**What needs to be done:** Leave out the pictures and reproduce all of the data exactly.
++++
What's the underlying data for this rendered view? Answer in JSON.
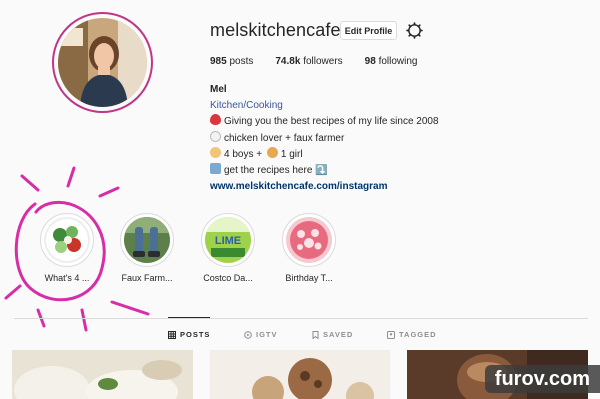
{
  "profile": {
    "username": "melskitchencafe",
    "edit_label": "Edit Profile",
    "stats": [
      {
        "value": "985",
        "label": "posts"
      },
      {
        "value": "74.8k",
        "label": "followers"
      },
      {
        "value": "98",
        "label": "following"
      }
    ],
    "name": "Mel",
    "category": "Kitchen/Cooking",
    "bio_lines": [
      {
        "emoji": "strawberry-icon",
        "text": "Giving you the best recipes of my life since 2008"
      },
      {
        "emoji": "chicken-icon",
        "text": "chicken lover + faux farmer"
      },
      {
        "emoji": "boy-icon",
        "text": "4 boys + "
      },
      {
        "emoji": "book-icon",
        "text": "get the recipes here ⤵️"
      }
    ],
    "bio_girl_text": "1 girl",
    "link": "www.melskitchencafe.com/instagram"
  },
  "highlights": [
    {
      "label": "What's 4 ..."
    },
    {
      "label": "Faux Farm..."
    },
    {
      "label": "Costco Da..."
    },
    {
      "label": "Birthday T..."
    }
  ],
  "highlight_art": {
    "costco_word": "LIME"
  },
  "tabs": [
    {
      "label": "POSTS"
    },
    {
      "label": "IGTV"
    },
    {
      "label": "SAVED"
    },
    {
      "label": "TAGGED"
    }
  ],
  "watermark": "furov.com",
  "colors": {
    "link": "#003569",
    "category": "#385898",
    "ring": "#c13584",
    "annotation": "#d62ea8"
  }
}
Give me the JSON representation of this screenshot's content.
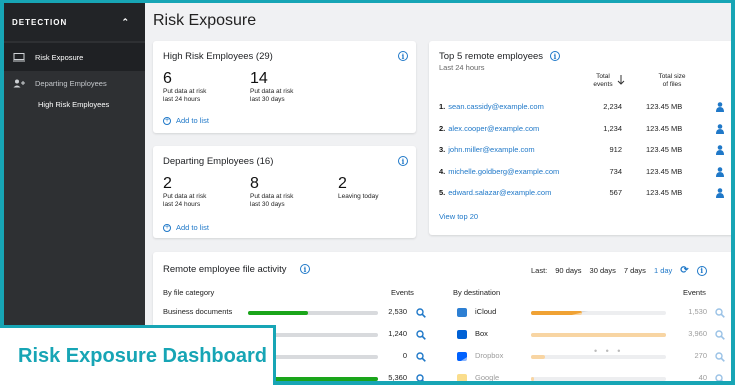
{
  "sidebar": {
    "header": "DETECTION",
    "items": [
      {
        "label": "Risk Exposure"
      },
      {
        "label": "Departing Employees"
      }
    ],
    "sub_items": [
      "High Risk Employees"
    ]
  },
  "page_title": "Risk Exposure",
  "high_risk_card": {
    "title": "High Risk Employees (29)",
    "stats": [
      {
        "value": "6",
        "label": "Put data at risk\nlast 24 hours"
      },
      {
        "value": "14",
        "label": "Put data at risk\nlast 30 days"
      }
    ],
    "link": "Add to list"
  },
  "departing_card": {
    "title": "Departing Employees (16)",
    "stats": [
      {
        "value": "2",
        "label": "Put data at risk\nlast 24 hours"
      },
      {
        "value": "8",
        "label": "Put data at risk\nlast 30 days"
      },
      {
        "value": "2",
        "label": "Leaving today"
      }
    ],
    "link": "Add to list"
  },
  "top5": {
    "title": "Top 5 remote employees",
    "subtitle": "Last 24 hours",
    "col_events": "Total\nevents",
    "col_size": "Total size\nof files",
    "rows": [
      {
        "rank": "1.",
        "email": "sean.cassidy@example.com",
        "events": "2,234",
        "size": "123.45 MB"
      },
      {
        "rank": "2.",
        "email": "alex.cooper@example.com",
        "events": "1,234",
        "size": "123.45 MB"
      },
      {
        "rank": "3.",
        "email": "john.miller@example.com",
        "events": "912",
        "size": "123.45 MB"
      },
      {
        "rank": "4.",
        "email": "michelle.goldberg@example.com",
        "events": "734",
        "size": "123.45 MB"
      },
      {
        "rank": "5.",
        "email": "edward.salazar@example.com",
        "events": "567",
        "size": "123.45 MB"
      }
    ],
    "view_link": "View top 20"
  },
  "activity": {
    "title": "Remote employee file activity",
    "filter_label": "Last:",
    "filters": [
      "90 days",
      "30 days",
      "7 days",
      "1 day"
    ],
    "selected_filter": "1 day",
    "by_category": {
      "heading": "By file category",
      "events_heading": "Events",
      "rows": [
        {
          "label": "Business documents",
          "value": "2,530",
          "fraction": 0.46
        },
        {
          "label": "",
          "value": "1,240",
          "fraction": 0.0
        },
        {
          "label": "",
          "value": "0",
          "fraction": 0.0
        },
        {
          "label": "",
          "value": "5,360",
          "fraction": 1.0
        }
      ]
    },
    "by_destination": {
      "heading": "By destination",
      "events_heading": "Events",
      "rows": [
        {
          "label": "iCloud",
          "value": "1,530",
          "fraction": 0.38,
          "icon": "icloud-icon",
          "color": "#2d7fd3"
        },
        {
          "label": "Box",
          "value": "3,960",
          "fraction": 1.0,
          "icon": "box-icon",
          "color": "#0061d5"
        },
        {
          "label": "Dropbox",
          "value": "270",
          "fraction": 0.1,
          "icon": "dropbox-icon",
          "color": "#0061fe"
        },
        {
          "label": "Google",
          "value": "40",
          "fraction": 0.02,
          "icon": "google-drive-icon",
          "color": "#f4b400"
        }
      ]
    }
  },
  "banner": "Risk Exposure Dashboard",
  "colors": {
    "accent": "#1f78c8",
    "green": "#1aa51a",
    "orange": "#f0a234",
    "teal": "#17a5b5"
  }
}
++++
**Output:**
What's the underlying data for this rendered view? Answer in JSON.
{
  "profile": {
    "username": "melskitchencafe",
    "edit_label": "Edit Profile",
    "stats": [
      {
        "value": "985",
        "label": "posts"
      },
      {
        "value": "74.8k",
        "label": "followers"
      },
      {
        "value": "98",
        "label": "following"
      }
    ],
    "name": "Mel",
    "category": "Kitchen/Cooking",
    "bio_lines": [
      {
        "emoji": "strawberry-icon",
        "text": "Giving you the best recipes of my life since 2008"
      },
      {
        "emoji": "chicken-icon",
        "text": "chicken lover + faux farmer"
      },
      {
        "emoji": "boy-icon",
        "text": "4 boys + "
      },
      {
        "emoji": "book-icon",
        "text": "get the recipes here ⤵️"
      }
    ],
    "bio_girl_text": "1 girl",
    "link": "www.melskitchencafe.com/instagram"
  },
  "highlights": [
    {
      "label": "What's 4 ..."
    },
    {
      "label": "Faux Farm..."
    },
    {
      "label": "Costco Da..."
    },
    {
      "label": "Birthday T..."
    }
  ],
  "highlight_art": {
    "costco_word": "LIME"
  },
  "tabs": [
    {
      "label": "POSTS"
    },
    {
      "label": "IGTV"
    },
    {
      "label": "SAVED"
    },
    {
      "label": "TAGGED"
    }
  ],
  "watermark": "furov.com",
  "colors": {
    "link": "#003569",
    "category": "#385898",
    "ring": "#c13584",
    "annotation": "#d62ea8"
  }
}
Give me the JSON representation of this screenshot's content.
{
  "sidebar": {
    "header": "DETECTION",
    "items": [
      {
        "label": "Risk Exposure"
      },
      {
        "label": "Departing Employees"
      }
    ],
    "sub_items": [
      "High Risk Employees"
    ]
  },
  "page_title": "Risk Exposure",
  "high_risk_card": {
    "title": "High Risk Employees (29)",
    "stats": [
      {
        "value": "6",
        "label": "Put data at risk\nlast 24 hours"
      },
      {
        "value": "14",
        "label": "Put data at risk\nlast 30 days"
      }
    ],
    "link": "Add to list"
  },
  "departing_card": {
    "title": "Departing Employees (16)",
    "stats": [
      {
        "value": "2",
        "label": "Put data at risk\nlast 24 hours"
      },
      {
        "value": "8",
        "label": "Put data at risk\nlast 30 days"
      },
      {
        "value": "2",
        "label": "Leaving today"
      }
    ],
    "link": "Add to list"
  },
  "top5": {
    "title": "Top 5 remote employees",
    "subtitle": "Last 24 hours",
    "col_events": "Total\nevents",
    "col_size": "Total size\nof files",
    "rows": [
      {
        "rank": "1.",
        "email": "sean.cassidy@example.com",
        "events": "2,234",
        "size": "123.45 MB"
      },
      {
        "rank": "2.",
        "email": "alex.cooper@example.com",
        "events": "1,234",
        "size": "123.45 MB"
      },
      {
        "rank": "3.",
        "email": "john.miller@example.com",
        "events": "912",
        "size": "123.45 MB"
      },
      {
        "rank": "4.",
        "email": "michelle.goldberg@example.com",
        "events": "734",
        "size": "123.45 MB"
      },
      {
        "rank": "5.",
        "email": "edward.salazar@example.com",
        "events": "567",
        "size": "123.45 MB"
      }
    ],
    "view_link": "View top 20"
  },
  "activity": {
    "title": "Remote employee file activity",
    "filter_label": "Last:",
    "filters": [
      "90 days",
      "30 days",
      "7 days",
      "1 day"
    ],
    "selected_filter": "1 day",
    "by_category": {
      "heading": "By file category",
      "events_heading": "Events",
      "rows": [
        {
          "label": "Business documents",
          "value": "2,530",
          "fraction": 0.46
        },
        {
          "label": "",
          "value": "1,240",
          "fraction": 0.0
        },
        {
          "label": "",
          "value": "0",
          "fraction": 0.0
        },
        {
          "label": "",
          "value": "5,360",
          "fraction": 1.0
        }
      ]
    },
    "by_destination": {
      "heading": "By destination",
      "events_heading": "Events",
      "rows": [
        {
          "label": "iCloud",
          "value": "1,530",
          "fraction": 0.38,
          "icon": "icloud-icon",
          "color": "#2d7fd3"
        },
        {
          "label": "Box",
          "value": "3,960",
          "fraction": 1.0,
          "icon": "box-icon",
          "color": "#0061d5"
        },
        {
          "label": "Dropbox",
          "value": "270",
          "fraction": 0.1,
          "icon": "dropbox-icon",
          "color": "#0061fe"
        },
        {
          "label": "Google",
          "value": "40",
          "fraction": 0.02,
          "icon": "google-drive-icon",
          "color": "#f4b400"
        }
      ]
    }
  },
  "banner": "Risk Exposure Dashboard",
  "colors": {
    "accent": "#1f78c8",
    "green": "#1aa51a",
    "orange": "#f0a234",
    "teal": "#17a5b5"
  }
}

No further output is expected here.